• **Problem description**: Reproduce the listing verbatim.

• **Entries with figure data**:
------------------------------
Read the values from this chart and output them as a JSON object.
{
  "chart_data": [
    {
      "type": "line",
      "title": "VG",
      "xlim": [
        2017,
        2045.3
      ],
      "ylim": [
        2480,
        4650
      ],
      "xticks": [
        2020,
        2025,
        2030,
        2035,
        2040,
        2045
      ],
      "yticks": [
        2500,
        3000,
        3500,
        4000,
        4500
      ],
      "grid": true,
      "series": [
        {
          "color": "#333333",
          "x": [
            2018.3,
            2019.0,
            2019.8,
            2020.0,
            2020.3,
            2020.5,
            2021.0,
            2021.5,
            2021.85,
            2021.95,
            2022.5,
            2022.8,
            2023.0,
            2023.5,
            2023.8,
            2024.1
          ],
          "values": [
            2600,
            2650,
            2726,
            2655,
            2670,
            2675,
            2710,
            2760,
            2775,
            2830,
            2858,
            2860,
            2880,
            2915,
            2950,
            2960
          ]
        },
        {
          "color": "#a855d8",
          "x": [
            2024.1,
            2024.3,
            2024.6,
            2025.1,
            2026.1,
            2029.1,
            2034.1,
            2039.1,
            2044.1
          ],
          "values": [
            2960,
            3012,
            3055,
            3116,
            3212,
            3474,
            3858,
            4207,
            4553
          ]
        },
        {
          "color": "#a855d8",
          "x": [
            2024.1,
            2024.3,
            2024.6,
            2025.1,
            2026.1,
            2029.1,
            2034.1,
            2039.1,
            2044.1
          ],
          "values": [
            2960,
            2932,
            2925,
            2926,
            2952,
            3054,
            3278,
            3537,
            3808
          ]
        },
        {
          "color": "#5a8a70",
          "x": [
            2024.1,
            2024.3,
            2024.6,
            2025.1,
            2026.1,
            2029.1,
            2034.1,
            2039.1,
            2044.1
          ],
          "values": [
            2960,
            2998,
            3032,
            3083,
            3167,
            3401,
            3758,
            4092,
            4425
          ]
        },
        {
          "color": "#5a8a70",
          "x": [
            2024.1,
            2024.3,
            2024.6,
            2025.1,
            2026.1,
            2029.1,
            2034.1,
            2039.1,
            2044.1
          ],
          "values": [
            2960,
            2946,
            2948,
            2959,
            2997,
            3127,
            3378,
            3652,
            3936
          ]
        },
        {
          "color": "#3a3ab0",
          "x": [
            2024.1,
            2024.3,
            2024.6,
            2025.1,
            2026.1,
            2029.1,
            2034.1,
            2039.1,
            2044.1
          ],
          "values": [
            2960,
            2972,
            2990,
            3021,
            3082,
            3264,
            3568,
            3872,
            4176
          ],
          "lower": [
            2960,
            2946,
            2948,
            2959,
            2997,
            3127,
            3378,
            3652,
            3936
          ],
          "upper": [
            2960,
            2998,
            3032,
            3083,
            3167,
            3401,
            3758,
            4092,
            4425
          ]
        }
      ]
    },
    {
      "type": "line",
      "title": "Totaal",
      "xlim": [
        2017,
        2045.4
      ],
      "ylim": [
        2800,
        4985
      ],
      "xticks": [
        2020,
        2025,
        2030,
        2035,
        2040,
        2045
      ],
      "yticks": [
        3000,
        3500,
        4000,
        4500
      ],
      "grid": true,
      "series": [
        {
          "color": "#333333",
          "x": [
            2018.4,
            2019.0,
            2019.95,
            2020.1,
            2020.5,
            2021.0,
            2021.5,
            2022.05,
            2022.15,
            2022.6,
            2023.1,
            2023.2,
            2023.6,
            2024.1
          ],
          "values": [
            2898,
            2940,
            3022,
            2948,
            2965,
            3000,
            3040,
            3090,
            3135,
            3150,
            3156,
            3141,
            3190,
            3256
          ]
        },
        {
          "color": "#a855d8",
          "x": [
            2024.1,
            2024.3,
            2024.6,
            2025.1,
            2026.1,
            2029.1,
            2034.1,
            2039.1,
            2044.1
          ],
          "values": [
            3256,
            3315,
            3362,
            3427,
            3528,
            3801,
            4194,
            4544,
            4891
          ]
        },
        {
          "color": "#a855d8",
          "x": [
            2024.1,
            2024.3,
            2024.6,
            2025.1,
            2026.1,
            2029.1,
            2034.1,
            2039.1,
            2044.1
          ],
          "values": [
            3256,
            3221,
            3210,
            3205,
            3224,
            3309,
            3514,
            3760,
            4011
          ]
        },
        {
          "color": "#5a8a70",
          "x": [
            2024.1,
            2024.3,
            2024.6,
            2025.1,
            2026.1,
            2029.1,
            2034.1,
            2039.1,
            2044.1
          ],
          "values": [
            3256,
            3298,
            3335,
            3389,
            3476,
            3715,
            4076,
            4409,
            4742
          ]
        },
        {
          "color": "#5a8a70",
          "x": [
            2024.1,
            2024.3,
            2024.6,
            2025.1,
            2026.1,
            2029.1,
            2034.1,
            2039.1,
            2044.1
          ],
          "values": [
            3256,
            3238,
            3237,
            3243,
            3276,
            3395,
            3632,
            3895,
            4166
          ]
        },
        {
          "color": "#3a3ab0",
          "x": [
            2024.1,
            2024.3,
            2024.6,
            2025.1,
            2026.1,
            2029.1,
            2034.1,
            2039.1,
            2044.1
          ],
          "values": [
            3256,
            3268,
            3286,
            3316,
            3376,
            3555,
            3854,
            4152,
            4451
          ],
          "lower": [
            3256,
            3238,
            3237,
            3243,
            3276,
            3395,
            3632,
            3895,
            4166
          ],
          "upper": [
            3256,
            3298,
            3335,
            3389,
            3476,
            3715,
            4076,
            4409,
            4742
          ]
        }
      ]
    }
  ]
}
------------------------------
• **Response below**:
Read the values from this chart and output them as a JSON object.
{
  "chart_data": [
    {
      "type": "line",
      "title": "VG",
      "xlim": [
        2017,
        2045.3
      ],
      "ylim": [
        2480,
        4650
      ],
      "xticks": [
        2020,
        2025,
        2030,
        2035,
        2040,
        2045
      ],
      "yticks": [
        2500,
        3000,
        3500,
        4000,
        4500
      ],
      "grid": true,
      "series": [
        {
          "color": "#333333",
          "x": [
            2018.3,
            2019.0,
            2019.8,
            2020.0,
            2020.3,
            2020.5,
            2021.0,
            2021.5,
            2021.85,
            2021.95,
            2022.5,
            2022.8,
            2023.0,
            2023.5,
            2023.8,
            2024.1
          ],
          "values": [
            2600,
            2650,
            2726,
            2655,
            2670,
            2675,
            2710,
            2760,
            2775,
            2830,
            2858,
            2860,
            2880,
            2915,
            2950,
            2960
          ]
        },
        {
          "color": "#a855d8",
          "x": [
            2024.1,
            2024.3,
            2024.6,
            2025.1,
            2026.1,
            2029.1,
            2034.1,
            2039.1,
            2044.1
          ],
          "values": [
            2960,
            3012,
            3055,
            3116,
            3212,
            3474,
            3858,
            4207,
            4553
          ]
        },
        {
          "color": "#a855d8",
          "x": [
            2024.1,
            2024.3,
            2024.6,
            2025.1,
            2026.1,
            2029.1,
            2034.1,
            2039.1,
            2044.1
          ],
          "values": [
            2960,
            2932,
            2925,
            2926,
            2952,
            3054,
            3278,
            3537,
            3808
          ]
        },
        {
          "color": "#5a8a70",
          "x": [
            2024.1,
            2024.3,
            2024.6,
            2025.1,
            2026.1,
            2029.1,
            2034.1,
            2039.1,
            2044.1
          ],
          "values": [
            2960,
            2998,
            3032,
            3083,
            3167,
            3401,
            3758,
            4092,
            4425
          ]
        },
        {
          "color": "#5a8a70",
          "x": [
            2024.1,
            2024.3,
            2024.6,
            2025.1,
            2026.1,
            2029.1,
            2034.1,
            2039.1,
            2044.1
          ],
          "values": [
            2960,
            2946,
            2948,
            2959,
            2997,
            3127,
            3378,
            3652,
            3936
          ]
        },
        {
          "color": "#3a3ab0",
          "x": [
            2024.1,
            2024.3,
            2024.6,
            2025.1,
            2026.1,
            2029.1,
            2034.1,
            2039.1,
            2044.1
          ],
          "values": [
            2960,
            2972,
            2990,
            3021,
            3082,
            3264,
            3568,
            3872,
            4176
          ],
          "lower": [
            2960,
            2946,
            2948,
            2959,
            2997,
            3127,
            3378,
            3652,
            3936
          ],
          "upper": [
            2960,
            2998,
            3032,
            3083,
            3167,
            3401,
            3758,
            4092,
            4425
          ]
        }
      ]
    },
    {
      "type": "line",
      "title": "Totaal",
      "xlim": [
        2017,
        2045.4
      ],
      "ylim": [
        2800,
        4985
      ],
      "xticks": [
        2020,
        2025,
        2030,
        2035,
        2040,
        2045
      ],
      "yticks": [
        3000,
        3500,
        4000,
        4500
      ],
      "grid": true,
      "series": [
        {
          "color": "#333333",
          "x": [
            2018.4,
            2019.0,
            2019.95,
            2020.1,
            2020.5,
            2021.0,
            2021.5,
            2022.05,
            2022.15,
            2022.6,
            2023.1,
            2023.2,
            2023.6,
            2024.1
          ],
          "values": [
            2898,
            2940,
            3022,
            2948,
            2965,
            3000,
            3040,
            3090,
            3135,
            3150,
            3156,
            3141,
            3190,
            3256
          ]
        },
        {
          "color": "#a855d8",
          "x": [
            2024.1,
            2024.3,
            2024.6,
            2025.1,
            2026.1,
            2029.1,
            2034.1,
            2039.1,
            2044.1
          ],
          "values": [
            3256,
            3315,
            3362,
            3427,
            3528,
            3801,
            4194,
            4544,
            4891
          ]
        },
        {
          "color": "#a855d8",
          "x": [
            2024.1,
            2024.3,
            2024.6,
            2025.1,
            2026.1,
            2029.1,
            2034.1,
            2039.1,
            2044.1
          ],
          "values": [
            3256,
            3221,
            3210,
            3205,
            3224,
            3309,
            3514,
            3760,
            4011
          ]
        },
        {
          "color": "#5a8a70",
          "x": [
            2024.1,
            2024.3,
            2024.6,
            2025.1,
            2026.1,
            2029.1,
            2034.1,
            2039.1,
            2044.1
          ],
          "values": [
            3256,
            3298,
            3335,
            3389,
            3476,
            3715,
            4076,
            4409,
            4742
          ]
        },
        {
          "color": "#5a8a70",
          "x": [
            2024.1,
            2024.3,
            2024.6,
            2025.1,
            2026.1,
            2029.1,
            2034.1,
            2039.1,
            2044.1
          ],
          "values": [
            3256,
            3238,
            3237,
            3243,
            3276,
            3395,
            3632,
            3895,
            4166
          ]
        },
        {
          "color": "#3a3ab0",
          "x": [
            2024.1,
            2024.3,
            2024.6,
            2025.1,
            2026.1,
            2029.1,
            2034.1,
            2039.1,
            2044.1
          ],
          "values": [
            3256,
            3268,
            3286,
            3316,
            3376,
            3555,
            3854,
            4152,
            4451
          ],
          "lower": [
            3256,
            3238,
            3237,
            3243,
            3276,
            3395,
            3632,
            3895,
            4166
          ],
          "upper": [
            3256,
            3298,
            3335,
            3389,
            3476,
            3715,
            4076,
            4409,
            4742
          ]
        }
      ]
    }
  ]
}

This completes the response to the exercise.